__YOUR TASK__. Repeat each record below exactly as given.

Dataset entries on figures
════════════════════

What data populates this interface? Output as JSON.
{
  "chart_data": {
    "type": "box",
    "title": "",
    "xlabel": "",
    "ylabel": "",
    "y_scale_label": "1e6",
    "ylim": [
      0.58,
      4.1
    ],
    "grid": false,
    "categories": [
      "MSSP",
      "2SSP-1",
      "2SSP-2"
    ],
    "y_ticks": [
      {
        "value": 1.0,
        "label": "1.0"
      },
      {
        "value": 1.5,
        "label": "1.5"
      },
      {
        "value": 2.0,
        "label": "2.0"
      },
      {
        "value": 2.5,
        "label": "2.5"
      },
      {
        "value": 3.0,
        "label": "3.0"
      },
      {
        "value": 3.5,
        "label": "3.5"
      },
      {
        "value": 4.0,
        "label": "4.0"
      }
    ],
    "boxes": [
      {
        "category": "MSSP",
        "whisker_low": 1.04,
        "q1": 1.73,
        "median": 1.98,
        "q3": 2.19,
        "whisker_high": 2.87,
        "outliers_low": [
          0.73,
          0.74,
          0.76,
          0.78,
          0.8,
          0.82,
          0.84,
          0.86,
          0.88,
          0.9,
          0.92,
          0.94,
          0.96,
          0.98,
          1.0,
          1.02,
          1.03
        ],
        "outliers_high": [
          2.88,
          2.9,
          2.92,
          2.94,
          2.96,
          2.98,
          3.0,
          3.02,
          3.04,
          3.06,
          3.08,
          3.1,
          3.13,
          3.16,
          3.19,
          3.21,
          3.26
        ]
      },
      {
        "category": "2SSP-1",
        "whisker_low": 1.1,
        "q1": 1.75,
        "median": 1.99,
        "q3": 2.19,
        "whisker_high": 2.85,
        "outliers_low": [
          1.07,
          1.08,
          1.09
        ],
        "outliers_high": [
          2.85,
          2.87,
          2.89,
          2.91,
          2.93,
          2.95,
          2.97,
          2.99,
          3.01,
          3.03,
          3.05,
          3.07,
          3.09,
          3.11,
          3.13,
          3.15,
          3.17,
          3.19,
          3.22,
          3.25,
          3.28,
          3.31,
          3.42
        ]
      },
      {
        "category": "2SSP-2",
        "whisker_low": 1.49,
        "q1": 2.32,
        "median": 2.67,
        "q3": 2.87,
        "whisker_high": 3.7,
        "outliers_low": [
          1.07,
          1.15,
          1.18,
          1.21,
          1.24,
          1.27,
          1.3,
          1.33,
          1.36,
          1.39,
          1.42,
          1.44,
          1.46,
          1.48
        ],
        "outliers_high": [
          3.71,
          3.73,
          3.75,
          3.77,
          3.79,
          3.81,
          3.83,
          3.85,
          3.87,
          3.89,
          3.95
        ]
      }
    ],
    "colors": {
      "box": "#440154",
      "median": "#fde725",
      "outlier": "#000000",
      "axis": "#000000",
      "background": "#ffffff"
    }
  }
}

════════════════════

__TASK RESULT__.
What data populates this interface? Output as JSON.
{
  "chart_data": {
    "type": "box",
    "title": "",
    "xlabel": "",
    "ylabel": "",
    "y_scale_label": "1e6",
    "ylim": [
      0.58,
      4.1
    ],
    "grid": false,
    "categories": [
      "MSSP",
      "2SSP-1",
      "2SSP-2"
    ],
    "y_ticks": [
      {
        "value": 1.0,
        "label": "1.0"
      },
      {
        "value": 1.5,
        "label": "1.5"
      },
      {
        "value": 2.0,
        "label": "2.0"
      },
      {
        "value": 2.5,
        "label": "2.5"
      },
      {
        "value": 3.0,
        "label": "3.0"
      },
      {
        "value": 3.5,
        "label": "3.5"
      },
      {
        "value": 4.0,
        "label": "4.0"
      }
    ],
    "boxes": [
      {
        "category": "MSSP",
        "whisker_low": 1.04,
        "q1": 1.73,
        "median": 1.98,
        "q3": 2.19,
        "whisker_high": 2.87,
        "outliers_low": [
          0.73,
          0.74,
          0.76,
          0.78,
          0.8,
          0.82,
          0.84,
          0.86,
          0.88,
          0.9,
          0.92,
          0.94,
          0.96,
          0.98,
          1.0,
          1.02,
          1.03
        ],
        "outliers_high": [
          2.88,
          2.9,
          2.92,
          2.94,
          2.96,
          2.98,
          3.0,
          3.02,
          3.04,
          3.06,
          3.08,
          3.1,
          3.13,
          3.16,
          3.19,
          3.21,
          3.26
        ]
      },
      {
        "category": "2SSP-1",
        "whisker_low": 1.1,
        "q1": 1.75,
        "median": 1.99,
        "q3": 2.19,
        "whisker_high": 2.85,
        "outliers_low": [
          1.07,
          1.08,
          1.09
        ],
        "outliers_high": [
          2.85,
          2.87,
          2.89,
          2.91,
          2.93,
          2.95,
          2.97,
          2.99,
          3.01,
          3.03,
          3.05,
          3.07,
          3.09,
          3.11,
          3.13,
          3.15,
          3.17,
          3.19,
          3.22,
          3.25,
          3.28,
          3.31,
          3.42
        ]
      },
      {
        "category": "2SSP-2",
        "whisker_low": 1.49,
        "q1": 2.32,
        "median": 2.67,
        "q3": 2.87,
        "whisker_high": 3.7,
        "outliers_low": [
          1.07,
          1.15,
          1.18,
          1.21,
          1.24,
          1.27,
          1.3,
          1.33,
          1.36,
          1.39,
          1.42,
          1.44,
          1.46,
          1.48
        ],
        "outliers_high": [
          3.71,
          3.73,
          3.75,
          3.77,
          3.79,
          3.81,
          3.83,
          3.85,
          3.87,
          3.89,
          3.95
        ]
      }
    ],
    "colors": {
      "box": "#440154",
      "median": "#fde725",
      "outlier": "#000000",
      "axis": "#000000",
      "background": "#ffffff"
    }
  }
}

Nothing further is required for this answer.